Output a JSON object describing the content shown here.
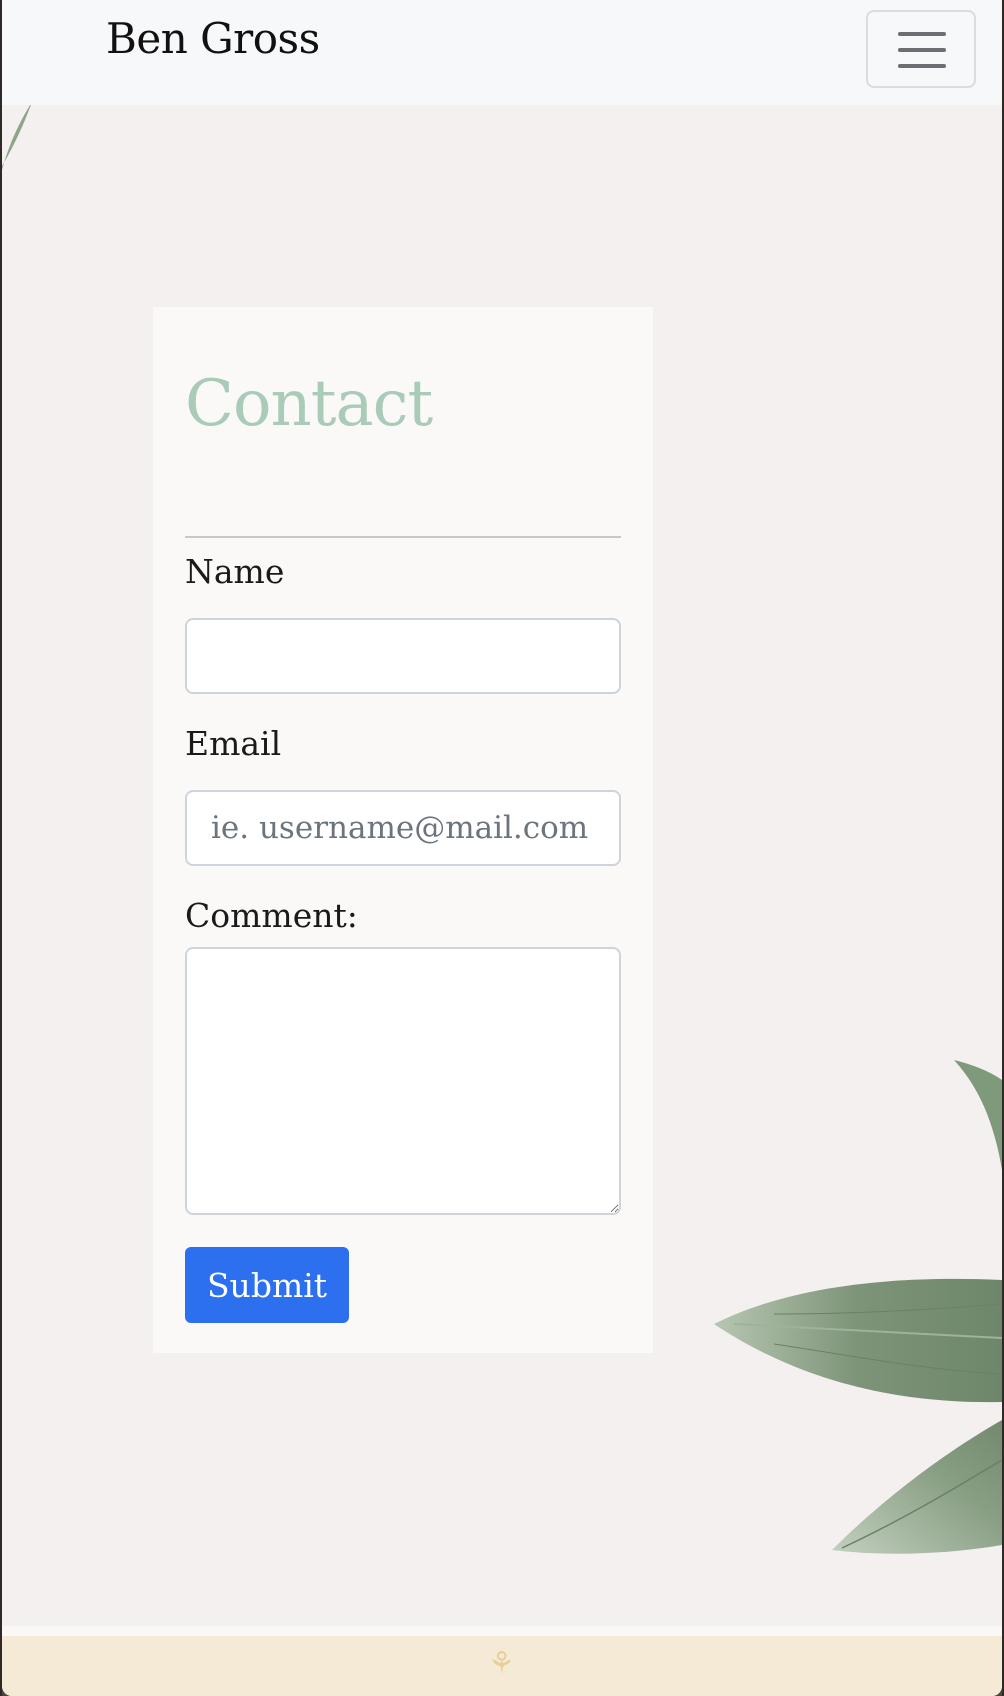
{
  "navbar": {
    "brand": "Ben Gross",
    "toggler_icon": "hamburger-menu-icon"
  },
  "contact": {
    "title": "Contact",
    "name_label": "Name",
    "name_value": "",
    "email_label": "Email",
    "email_placeholder": "ie. username@mail.com",
    "comment_label": "Comment:",
    "comment_value": "",
    "submit_label": "Submit"
  },
  "footer": {
    "icon": "leaf-sprig-icon"
  },
  "colors": {
    "heading": "#a9cbb8",
    "submit": "#2c6fef",
    "page_bg": "#f3f0ef",
    "card_bg": "#faf9f8",
    "footer_bg": "#f5ead6",
    "leaf": "#7d9478"
  }
}
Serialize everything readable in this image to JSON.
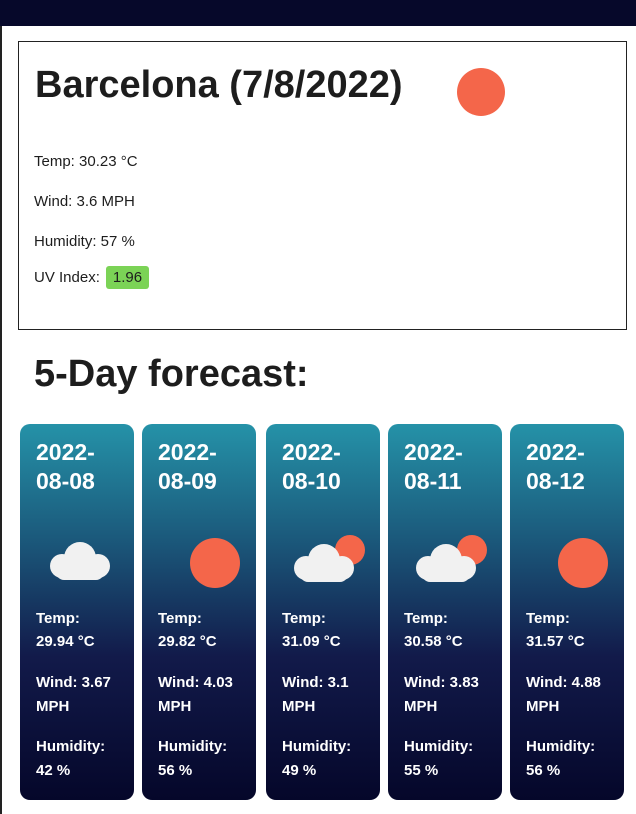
{
  "current": {
    "title": "Barcelona (7/8/2022)",
    "icon": "sun-icon",
    "temp": "Temp: 30.23 °C",
    "wind": "Wind: 3.6 MPH",
    "humidity": "Humidity: 57 %",
    "uv_label": "UV Index:",
    "uv_value": "1.96",
    "uv_color": "#7bd356"
  },
  "forecast": {
    "heading": "5-Day forecast:",
    "days": [
      {
        "date": "2022-08-08",
        "icon": "cloud-icon",
        "temp_label": "Temp:",
        "temp": "29.94 °C",
        "wind": "Wind: 3.67 MPH",
        "humidity_label": "Humidity:",
        "humidity": "42 %"
      },
      {
        "date": "2022-08-09",
        "icon": "sun-icon",
        "temp_label": "Temp:",
        "temp": "29.82 °C",
        "wind": "Wind: 4.03 MPH",
        "humidity_label": "Humidity:",
        "humidity": "56 %"
      },
      {
        "date": "2022-08-10",
        "icon": "partly-cloudy-icon",
        "temp_label": "Temp:",
        "temp": "31.09 °C",
        "wind": "Wind: 3.1 MPH",
        "humidity_label": "Humidity:",
        "humidity": "49 %"
      },
      {
        "date": "2022-08-11",
        "icon": "partly-cloudy-icon",
        "temp_label": "Temp:",
        "temp": "30.58 °C",
        "wind": "Wind: 3.83 MPH",
        "humidity_label": "Humidity:",
        "humidity": "55 %"
      },
      {
        "date": "2022-08-12",
        "icon": "sun-icon",
        "temp_label": "Temp:",
        "temp": "31.57 °C",
        "wind": "Wind: 4.88 MPH",
        "humidity_label": "Humidity:",
        "humidity": "56 %"
      }
    ]
  },
  "colors": {
    "sun": "#f4664a",
    "cloud": "#f1f1f1",
    "top_bar": "#06082a"
  }
}
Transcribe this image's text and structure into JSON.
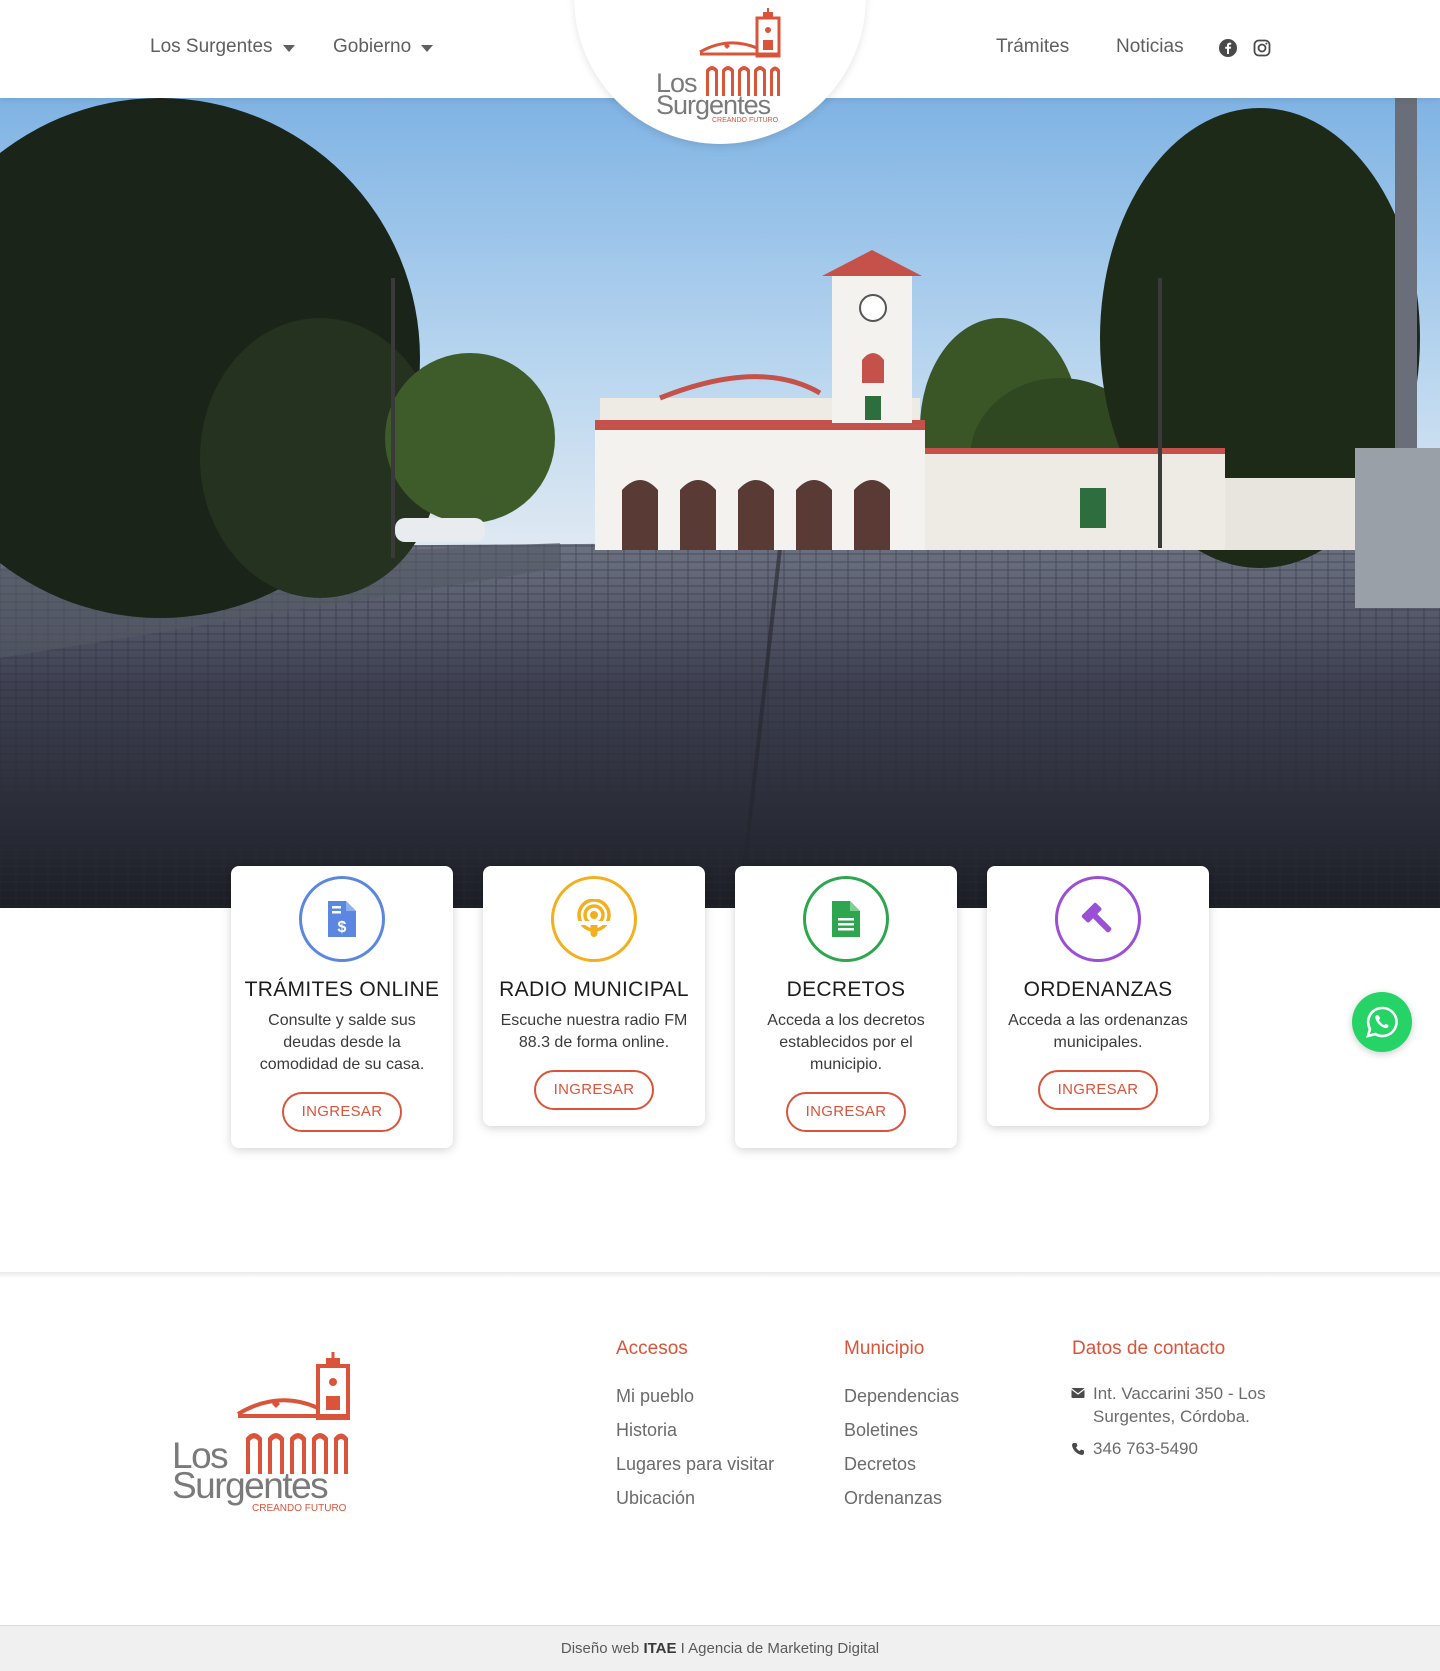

* * *

### [Aim]
Strip out the pictures and quote the remaining data word for word.

### [Task output]
Output a JSON object describing the content shown here.
{
  "navbar": {
    "brand": "Ben Gross",
    "toggler_icon": "hamburger-menu-icon"
  },
  "contact": {
    "title": "Contact",
    "name_label": "Name",
    "name_value": "",
    "email_label": "Email",
    "email_placeholder": "ie. username@mail.com",
    "comment_label": "Comment:",
    "comment_value": "",
    "submit_label": "Submit"
  },
  "footer": {
    "icon": "leaf-sprig-icon"
  },
  "colors": {
    "heading": "#a9cbb8",
    "submit": "#2c6fef",
    "page_bg": "#f3f0ef",
    "card_bg": "#faf9f8",
    "footer_bg": "#f5ead6",
    "leaf": "#7d9478"
  }
}
Serialize everything readable in this image to JSON.
{
  "current": {
    "title": "Barcelona (7/8/2022)",
    "icon": "sun-icon",
    "temp": "Temp: 30.23 °C",
    "wind": "Wind: 3.6 MPH",
    "humidity": "Humidity: 57 %",
    "uv_label": "UV Index:",
    "uv_value": "1.96",
    "uv_color": "#7bd356"
  },
  "forecast": {
    "heading": "5-Day forecast:",
    "days": [
      {
        "date": "2022-08-08",
        "icon": "cloud-icon",
        "temp_label": "Temp:",
        "temp": "29.94 °C",
        "wind": "Wind: 3.67 MPH",
        "humidity_label": "Humidity:",
        "humidity": "42 %"
      },
      {
        "date": "2022-08-09",
        "icon": "sun-icon",
        "temp_label": "Temp:",
        "temp": "29.82 °C",
        "wind": "Wind: 4.03 MPH",
        "humidity_label": "Humidity:",
        "humidity": "56 %"
      },
      {
        "date": "2022-08-10",
        "icon": "partly-cloudy-icon",
        "temp_label": "Temp:",
        "temp": "31.09 °C",
        "wind": "Wind: 3.1 MPH",
        "humidity_label": "Humidity:",
        "humidity": "49 %"
      },
      {
        "date": "2022-08-11",
        "icon": "partly-cloudy-icon",
        "temp_label": "Temp:",
        "temp": "30.58 °C",
        "wind": "Wind: 3.83 MPH",
        "humidity_label": "Humidity:",
        "humidity": "55 %"
      },
      {
        "date": "2022-08-12",
        "icon": "sun-icon",
        "temp_label": "Temp:",
        "temp": "31.57 °C",
        "wind": "Wind: 4.88 MPH",
        "humidity_label": "Humidity:",
        "humidity": "56 %"
      }
    ]
  },
  "colors": {
    "sun": "#f4664a",
    "cloud": "#f1f1f1",
    "top_bar": "#06082a"
  }
}
Transcribe this image's text and structure into JSON.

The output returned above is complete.